Wednesday, October 25, 2023

Jean Kwok in Conversation

Photo credit: Girl Well Read. Do not use without permission.

Jean Kwok visited the North York Central Library in Toronto to talk about her new book, The Leftover Woman

A young Chinese woman gives birth to a baby girl and is told shortly after delivery that the baby has died. Jasmine grieves deeply for her daughter. A few years later she learns that her husband put their baby up for adoption—another casualty of China’s One Child Policy. Jasmine flees from her controlling husband to track down her daughter in New York City. The parallel narrative also involves the adoptive mother, Rebecca. She is a wealthy white woman who has a doting husband, high-profile career, and beautiful home. 

Publishing plays a paramount role in the story. Rebecca is an editor-in-chief at a legacy publisher who is dealing with an imminent scandal in order to save her career. Kwok gives her readers a glimpse of the world of publishing and uses it as one of the bridges to the theme of the patriarchy which Jasmine also faces in both China and the west.  

Jean explained that the title of the book is a play on the term “leftover woman” which refers to the women in China who are in their late twenties and are unmarried. It carries a negative connotation as it implies that they are somehow “leftover,” or undesirable. Jasmine: “In China, I'd seen posters warning girls of the danger of becoming leftover women, women that no one wanted. Leftover like scraps on a table, uneaten food, both a sacrilege and wasteful, something that should have nourished our country squandered and turned into rubbish: unwarned, purposeless, of no use to anyone. I was a leftover woman, I realized. After everyone else had carved away what they wanted to see in me and taken what they desired, I was all that was left."

#####

WHAT YOU WILL DO: Quote the passage from the Jean Kwok conversation text between "Jean Kwok in" and "and beautiful home.", inclusive.

#####

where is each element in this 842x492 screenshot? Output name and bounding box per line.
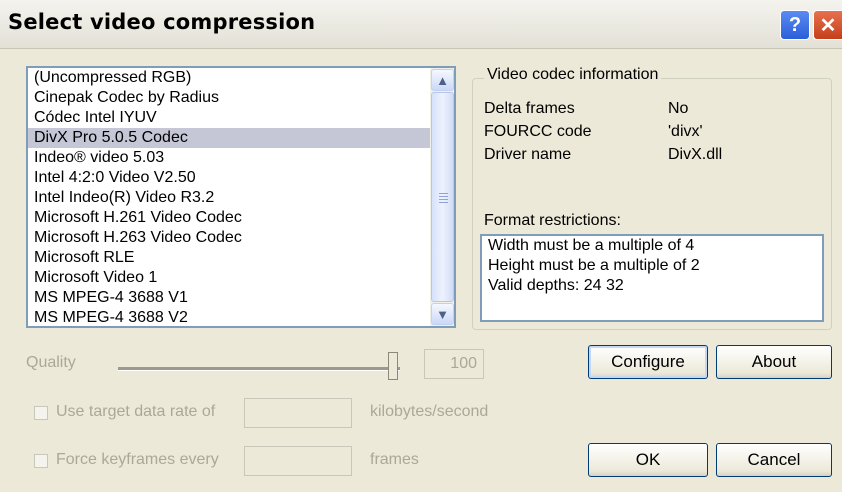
codec-list-item[interactable]: Microsoft H.263 Video Codec [28, 228, 430, 248]
fourcc-label: FOURCC code [484, 123, 592, 140]
quality-slider-thumb[interactable] [388, 352, 398, 380]
title-bar: Select video compression ? ✕ [0, 0, 842, 49]
delta-frames-value: No [668, 100, 689, 117]
codec-list-item[interactable]: Microsoft RLE [28, 248, 430, 268]
restriction-line: Height must be a multiple of 2 [488, 257, 700, 274]
force-keyframes-checkbox[interactable] [34, 454, 48, 468]
window-title: Select video compression [8, 10, 316, 34]
help-button[interactable]: ? [780, 10, 810, 40]
cancel-button[interactable]: Cancel [716, 443, 832, 477]
configure-button[interactable]: Configure [588, 345, 708, 379]
codec-list-item[interactable]: Códec Intel IYUV [28, 108, 430, 128]
keyframes-input[interactable] [244, 446, 352, 476]
force-keyframes-label: Force keyframes every [56, 451, 219, 468]
chevron-up-icon: ▲ [436, 72, 449, 88]
keyframes-unit: frames [370, 451, 419, 468]
delta-frames-label: Delta frames [484, 100, 575, 117]
quality-value-field[interactable]: 100 [424, 349, 484, 379]
grip-line [439, 196, 448, 197]
codec-list-item[interactable]: (Uncompressed RGB) [28, 68, 430, 88]
grip-line [439, 202, 448, 203]
scroll-down-button[interactable]: ▼ [431, 303, 454, 325]
help-icon: ? [788, 13, 802, 36]
use-data-rate-label: Use target data rate of [56, 403, 216, 420]
driver-name-label: Driver name [484, 146, 572, 163]
codec-list-item[interactable]: MS MPEG-4 3688 V1 [28, 288, 430, 308]
codec-list: (Uncompressed RGB) Cinepak Codec by Radi… [28, 68, 430, 326]
codec-list-item[interactable]: MS MPEG-4 3688 V2 [28, 308, 430, 326]
grip-line [439, 193, 448, 194]
codec-info-legend: Video codec information [484, 66, 662, 84]
ok-button[interactable]: OK [588, 443, 708, 477]
codec-list-item[interactable]: Microsoft Video 1 [28, 268, 430, 288]
quality-label: Quality [26, 354, 76, 371]
codec-list-item[interactable]: Cinepak Codec by Radius [28, 88, 430, 108]
codec-list-item[interactable]: Intel 4:2:0 Video V2.50 [28, 168, 430, 188]
format-restrictions-label: Format restrictions: [484, 212, 621, 229]
fourcc-value: 'divx' [668, 123, 703, 140]
codec-list-item[interactable]: Intel Indeo(R) Video R3.2 [28, 188, 430, 208]
restriction-line: Width must be a multiple of 4 [488, 237, 695, 254]
restriction-line: Valid depths: 24 32 [488, 277, 624, 294]
close-button[interactable]: ✕ [813, 10, 842, 40]
format-restrictions-box: Width must be a multiple of 4 Height mus… [480, 234, 824, 322]
data-rate-unit: kilobytes/second [370, 403, 489, 420]
quality-slider-track[interactable] [118, 367, 400, 371]
close-icon: ✕ [819, 14, 837, 37]
codec-list-item[interactable]: Microsoft H.261 Video Codec [28, 208, 430, 228]
use-data-rate-checkbox[interactable] [34, 406, 48, 420]
scroll-thumb[interactable] [431, 92, 454, 302]
list-scrollbar[interactable]: ▲ ▼ [430, 68, 454, 326]
grip-line [439, 199, 448, 200]
chevron-down-icon: ▼ [436, 306, 449, 322]
about-button[interactable]: About [716, 345, 832, 379]
codec-list-item[interactable]: Indeo® video 5.03 [28, 148, 430, 168]
codec-listbox[interactable]: (Uncompressed RGB) Cinepak Codec by Radi… [26, 66, 456, 328]
driver-name-value: DivX.dll [668, 146, 723, 163]
codec-list-item-selected[interactable]: DivX Pro 5.0.5 Codec [28, 128, 430, 148]
scroll-up-button[interactable]: ▲ [431, 69, 454, 91]
data-rate-input[interactable] [244, 398, 352, 428]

#####

OUTPUT FOR THIS EXERCISE:
Jean Kwok in Conversation

Photo credit: Girl Well Read. Do not use without permission.

Jean Kwok visited the North York Central Library in Toronto to talk about her new book, The Leftover Woman

A young Chinese woman gives birth to a baby girl and is told shortly after delivery that the baby has died. Jasmine grieves deeply for her daughter. A few years later she learns that her husband put their baby up for adoption—another casualty of China’s One Child Policy. Jasmine flees from her controlling husband to track down her daughter in New York City. The parallel narrative also involves the adoptive mother, Rebecca. She is a wealthy white woman who has a doting husband, high-profile career, and beautiful home.